_Task description_:
Each line should be copied exactly.

Stored items from a collection
☆ ☆ ☆ ☆ ☆ ☆ ☆

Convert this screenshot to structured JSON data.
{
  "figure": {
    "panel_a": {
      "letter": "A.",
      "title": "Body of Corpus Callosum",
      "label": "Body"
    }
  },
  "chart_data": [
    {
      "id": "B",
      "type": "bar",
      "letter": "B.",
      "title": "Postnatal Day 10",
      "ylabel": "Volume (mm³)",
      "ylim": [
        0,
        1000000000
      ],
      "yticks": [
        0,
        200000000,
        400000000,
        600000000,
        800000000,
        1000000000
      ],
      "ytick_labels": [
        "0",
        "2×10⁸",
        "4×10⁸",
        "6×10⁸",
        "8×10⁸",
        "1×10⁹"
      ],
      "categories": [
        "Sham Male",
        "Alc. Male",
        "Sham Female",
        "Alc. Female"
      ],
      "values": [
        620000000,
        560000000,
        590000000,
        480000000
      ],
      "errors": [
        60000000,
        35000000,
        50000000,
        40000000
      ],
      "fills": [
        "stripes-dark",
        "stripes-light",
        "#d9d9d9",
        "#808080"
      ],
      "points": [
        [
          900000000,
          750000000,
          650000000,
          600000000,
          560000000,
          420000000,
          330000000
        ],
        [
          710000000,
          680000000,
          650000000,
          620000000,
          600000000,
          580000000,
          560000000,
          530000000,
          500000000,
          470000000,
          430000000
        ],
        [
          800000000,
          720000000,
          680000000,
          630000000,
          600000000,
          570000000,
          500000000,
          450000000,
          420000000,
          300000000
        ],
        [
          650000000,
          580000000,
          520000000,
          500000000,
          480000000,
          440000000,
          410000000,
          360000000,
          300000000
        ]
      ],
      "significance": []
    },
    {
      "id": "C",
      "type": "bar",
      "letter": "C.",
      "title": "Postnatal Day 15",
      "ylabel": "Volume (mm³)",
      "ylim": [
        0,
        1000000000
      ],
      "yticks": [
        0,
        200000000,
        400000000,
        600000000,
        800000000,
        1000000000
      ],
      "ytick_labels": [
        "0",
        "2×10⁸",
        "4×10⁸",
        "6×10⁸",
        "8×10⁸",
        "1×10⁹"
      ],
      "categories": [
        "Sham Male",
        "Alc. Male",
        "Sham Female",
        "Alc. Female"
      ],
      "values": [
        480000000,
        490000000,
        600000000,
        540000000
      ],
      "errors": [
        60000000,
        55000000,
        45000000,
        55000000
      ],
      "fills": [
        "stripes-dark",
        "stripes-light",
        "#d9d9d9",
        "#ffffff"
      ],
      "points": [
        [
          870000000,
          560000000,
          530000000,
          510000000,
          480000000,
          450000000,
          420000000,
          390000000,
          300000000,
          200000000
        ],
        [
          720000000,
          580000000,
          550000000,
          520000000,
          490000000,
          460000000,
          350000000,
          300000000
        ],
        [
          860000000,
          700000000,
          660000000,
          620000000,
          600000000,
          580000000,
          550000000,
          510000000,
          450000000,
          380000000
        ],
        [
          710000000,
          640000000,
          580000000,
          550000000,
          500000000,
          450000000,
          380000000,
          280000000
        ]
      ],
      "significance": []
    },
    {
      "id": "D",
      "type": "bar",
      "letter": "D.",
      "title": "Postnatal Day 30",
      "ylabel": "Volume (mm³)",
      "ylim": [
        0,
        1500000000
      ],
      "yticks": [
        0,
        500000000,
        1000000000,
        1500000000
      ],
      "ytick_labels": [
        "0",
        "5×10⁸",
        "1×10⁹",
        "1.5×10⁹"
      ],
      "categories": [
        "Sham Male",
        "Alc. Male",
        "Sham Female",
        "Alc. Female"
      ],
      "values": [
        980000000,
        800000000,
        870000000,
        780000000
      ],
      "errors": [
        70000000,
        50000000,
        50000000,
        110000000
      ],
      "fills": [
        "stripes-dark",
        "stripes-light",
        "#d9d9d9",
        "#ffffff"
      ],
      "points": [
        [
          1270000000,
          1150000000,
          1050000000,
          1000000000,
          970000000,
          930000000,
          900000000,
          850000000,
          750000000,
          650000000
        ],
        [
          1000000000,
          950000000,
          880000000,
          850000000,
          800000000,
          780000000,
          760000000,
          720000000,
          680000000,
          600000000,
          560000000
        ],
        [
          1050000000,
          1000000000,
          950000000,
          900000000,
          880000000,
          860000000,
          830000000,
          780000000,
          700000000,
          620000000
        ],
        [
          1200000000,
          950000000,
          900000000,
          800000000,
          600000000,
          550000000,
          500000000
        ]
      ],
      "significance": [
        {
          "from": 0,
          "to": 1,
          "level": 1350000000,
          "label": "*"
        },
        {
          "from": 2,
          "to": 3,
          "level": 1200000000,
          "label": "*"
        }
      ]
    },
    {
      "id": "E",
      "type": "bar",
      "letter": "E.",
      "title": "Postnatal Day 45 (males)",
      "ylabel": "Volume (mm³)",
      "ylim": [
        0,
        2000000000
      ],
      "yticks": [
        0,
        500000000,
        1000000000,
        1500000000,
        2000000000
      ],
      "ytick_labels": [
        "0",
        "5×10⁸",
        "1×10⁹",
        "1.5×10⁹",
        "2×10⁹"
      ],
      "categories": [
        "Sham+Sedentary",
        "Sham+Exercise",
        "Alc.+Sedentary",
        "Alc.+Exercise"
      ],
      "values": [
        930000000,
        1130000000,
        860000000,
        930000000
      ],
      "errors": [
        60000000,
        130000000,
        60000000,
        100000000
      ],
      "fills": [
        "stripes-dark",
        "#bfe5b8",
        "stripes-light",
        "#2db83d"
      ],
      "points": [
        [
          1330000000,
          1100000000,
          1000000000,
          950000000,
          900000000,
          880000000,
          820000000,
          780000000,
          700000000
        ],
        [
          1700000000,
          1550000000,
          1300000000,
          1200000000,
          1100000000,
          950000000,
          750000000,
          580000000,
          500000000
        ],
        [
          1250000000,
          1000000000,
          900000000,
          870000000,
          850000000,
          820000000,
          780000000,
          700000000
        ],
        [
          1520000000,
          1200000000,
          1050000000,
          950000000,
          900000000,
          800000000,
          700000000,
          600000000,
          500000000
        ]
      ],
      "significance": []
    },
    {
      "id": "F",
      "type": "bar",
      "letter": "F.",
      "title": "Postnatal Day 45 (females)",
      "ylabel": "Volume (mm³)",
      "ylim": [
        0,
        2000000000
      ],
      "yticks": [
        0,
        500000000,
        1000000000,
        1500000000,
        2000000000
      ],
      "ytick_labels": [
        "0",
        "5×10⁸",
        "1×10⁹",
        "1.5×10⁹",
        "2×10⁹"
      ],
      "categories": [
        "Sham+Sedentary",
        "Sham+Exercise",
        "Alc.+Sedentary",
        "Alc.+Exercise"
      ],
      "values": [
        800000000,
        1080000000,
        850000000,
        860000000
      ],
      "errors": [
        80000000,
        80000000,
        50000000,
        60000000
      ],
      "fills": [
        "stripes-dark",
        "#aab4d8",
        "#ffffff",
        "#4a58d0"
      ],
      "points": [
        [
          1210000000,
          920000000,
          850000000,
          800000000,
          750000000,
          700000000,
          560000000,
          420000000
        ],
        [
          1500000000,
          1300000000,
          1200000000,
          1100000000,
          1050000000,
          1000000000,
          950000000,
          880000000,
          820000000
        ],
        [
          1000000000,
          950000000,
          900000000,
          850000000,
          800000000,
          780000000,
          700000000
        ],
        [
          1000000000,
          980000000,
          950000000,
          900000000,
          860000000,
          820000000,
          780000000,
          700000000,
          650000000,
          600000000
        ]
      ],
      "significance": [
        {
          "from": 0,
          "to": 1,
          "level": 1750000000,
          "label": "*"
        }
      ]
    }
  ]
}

☆ ☆ ☆ ☆ ☆ ☆ ☆

_Answer for the task_:
Convert this screenshot to structured JSON data.
{
  "figure": {
    "panel_a": {
      "letter": "A.",
      "title": "Body of Corpus Callosum",
      "label": "Body"
    }
  },
  "chart_data": [
    {
      "id": "B",
      "type": "bar",
      "letter": "B.",
      "title": "Postnatal Day 10",
      "ylabel": "Volume (mm³)",
      "ylim": [
        0,
        1000000000
      ],
      "yticks": [
        0,
        200000000,
        400000000,
        600000000,
        800000000,
        1000000000
      ],
      "ytick_labels": [
        "0",
        "2×10⁸",
        "4×10⁸",
        "6×10⁸",
        "8×10⁸",
        "1×10⁹"
      ],
      "categories": [
        "Sham Male",
        "Alc. Male",
        "Sham Female",
        "Alc. Female"
      ],
      "values": [
        620000000,
        560000000,
        590000000,
        480000000
      ],
      "errors": [
        60000000,
        35000000,
        50000000,
        40000000
      ],
      "fills": [
        "stripes-dark",
        "stripes-light",
        "#d9d9d9",
        "#808080"
      ],
      "points": [
        [
          900000000,
          750000000,
          650000000,
          600000000,
          560000000,
          420000000,
          330000000
        ],
        [
          710000000,
          680000000,
          650000000,
          620000000,
          600000000,
          580000000,
          560000000,
          530000000,
          500000000,
          470000000,
          430000000
        ],
        [
          800000000,
          720000000,
          680000000,
          630000000,
          600000000,
          570000000,
          500000000,
          450000000,
          420000000,
          300000000
        ],
        [
          650000000,
          580000000,
          520000000,
          500000000,
          480000000,
          440000000,
          410000000,
          360000000,
          300000000
        ]
      ],
      "significance": []
    },
    {
      "id": "C",
      "type": "bar",
      "letter": "C.",
      "title": "Postnatal Day 15",
      "ylabel": "Volume (mm³)",
      "ylim": [
        0,
        1000000000
      ],
      "yticks": [
        0,
        200000000,
        400000000,
        600000000,
        800000000,
        1000000000
      ],
      "ytick_labels": [
        "0",
        "2×10⁸",
        "4×10⁸",
        "6×10⁸",
        "8×10⁸",
        "1×10⁹"
      ],
      "categories": [
        "Sham Male",
        "Alc. Male",
        "Sham Female",
        "Alc. Female"
      ],
      "values": [
        480000000,
        490000000,
        600000000,
        540000000
      ],
      "errors": [
        60000000,
        55000000,
        45000000,
        55000000
      ],
      "fills": [
        "stripes-dark",
        "stripes-light",
        "#d9d9d9",
        "#ffffff"
      ],
      "points": [
        [
          870000000,
          560000000,
          530000000,
          510000000,
          480000000,
          450000000,
          420000000,
          390000000,
          300000000,
          200000000
        ],
        [
          720000000,
          580000000,
          550000000,
          520000000,
          490000000,
          460000000,
          350000000,
          300000000
        ],
        [
          860000000,
          700000000,
          660000000,
          620000000,
          600000000,
          580000000,
          550000000,
          510000000,
          450000000,
          380000000
        ],
        [
          710000000,
          640000000,
          580000000,
          550000000,
          500000000,
          450000000,
          380000000,
          280000000
        ]
      ],
      "significance": []
    },
    {
      "id": "D",
      "type": "bar",
      "letter": "D.",
      "title": "Postnatal Day 30",
      "ylabel": "Volume (mm³)",
      "ylim": [
        0,
        1500000000
      ],
      "yticks": [
        0,
        500000000,
        1000000000,
        1500000000
      ],
      "ytick_labels": [
        "0",
        "5×10⁸",
        "1×10⁹",
        "1.5×10⁹"
      ],
      "categories": [
        "Sham Male",
        "Alc. Male",
        "Sham Female",
        "Alc. Female"
      ],
      "values": [
        980000000,
        800000000,
        870000000,
        780000000
      ],
      "errors": [
        70000000,
        50000000,
        50000000,
        110000000
      ],
      "fills": [
        "stripes-dark",
        "stripes-light",
        "#d9d9d9",
        "#ffffff"
      ],
      "points": [
        [
          1270000000,
          1150000000,
          1050000000,
          1000000000,
          970000000,
          930000000,
          900000000,
          850000000,
          750000000,
          650000000
        ],
        [
          1000000000,
          950000000,
          880000000,
          850000000,
          800000000,
          780000000,
          760000000,
          720000000,
          680000000,
          600000000,
          560000000
        ],
        [
          1050000000,
          1000000000,
          950000000,
          900000000,
          880000000,
          860000000,
          830000000,
          780000000,
          700000000,
          620000000
        ],
        [
          1200000000,
          950000000,
          900000000,
          800000000,
          600000000,
          550000000,
          500000000
        ]
      ],
      "significance": [
        {
          "from": 0,
          "to": 1,
          "level": 1350000000,
          "label": "*"
        },
        {
          "from": 2,
          "to": 3,
          "level": 1200000000,
          "label": "*"
        }
      ]
    },
    {
      "id": "E",
      "type": "bar",
      "letter": "E.",
      "title": "Postnatal Day 45 (males)",
      "ylabel": "Volume (mm³)",
      "ylim": [
        0,
        2000000000
      ],
      "yticks": [
        0,
        500000000,
        1000000000,
        1500000000,
        2000000000
      ],
      "ytick_labels": [
        "0",
        "5×10⁸",
        "1×10⁹",
        "1.5×10⁹",
        "2×10⁹"
      ],
      "categories": [
        "Sham+Sedentary",
        "Sham+Exercise",
        "Alc.+Sedentary",
        "Alc.+Exercise"
      ],
      "values": [
        930000000,
        1130000000,
        860000000,
        930000000
      ],
      "errors": [
        60000000,
        130000000,
        60000000,
        100000000
      ],
      "fills": [
        "stripes-dark",
        "#bfe5b8",
        "stripes-light",
        "#2db83d"
      ],
      "points": [
        [
          1330000000,
          1100000000,
          1000000000,
          950000000,
          900000000,
          880000000,
          820000000,
          780000000,
          700000000
        ],
        [
          1700000000,
          1550000000,
          1300000000,
          1200000000,
          1100000000,
          950000000,
          750000000,
          580000000,
          500000000
        ],
        [
          1250000000,
          1000000000,
          900000000,
          870000000,
          850000000,
          820000000,
          780000000,
          700000000
        ],
        [
          1520000000,
          1200000000,
          1050000000,
          950000000,
          900000000,
          800000000,
          700000000,
          600000000,
          500000000
        ]
      ],
      "significance": []
    },
    {
      "id": "F",
      "type": "bar",
      "letter": "F.",
      "title": "Postnatal Day 45 (females)",
      "ylabel": "Volume (mm³)",
      "ylim": [
        0,
        2000000000
      ],
      "yticks": [
        0,
        500000000,
        1000000000,
        1500000000,
        2000000000
      ],
      "ytick_labels": [
        "0",
        "5×10⁸",
        "1×10⁹",
        "1.5×10⁹",
        "2×10⁹"
      ],
      "categories": [
        "Sham+Sedentary",
        "Sham+Exercise",
        "Alc.+Sedentary",
        "Alc.+Exercise"
      ],
      "values": [
        800000000,
        1080000000,
        850000000,
        860000000
      ],
      "errors": [
        80000000,
        80000000,
        50000000,
        60000000
      ],
      "fills": [
        "stripes-dark",
        "#aab4d8",
        "#ffffff",
        "#4a58d0"
      ],
      "points": [
        [
          1210000000,
          920000000,
          850000000,
          800000000,
          750000000,
          700000000,
          560000000,
          420000000
        ],
        [
          1500000000,
          1300000000,
          1200000000,
          1100000000,
          1050000000,
          1000000000,
          950000000,
          880000000,
          820000000
        ],
        [
          1000000000,
          950000000,
          900000000,
          850000000,
          800000000,
          780000000,
          700000000
        ],
        [
          1000000000,
          980000000,
          950000000,
          900000000,
          860000000,
          820000000,
          780000000,
          700000000,
          650000000,
          600000000
        ]
      ],
      "significance": [
        {
          "from": 0,
          "to": 1,
          "level": 1750000000,
          "label": "*"
        }
      ]
    }
  ]
}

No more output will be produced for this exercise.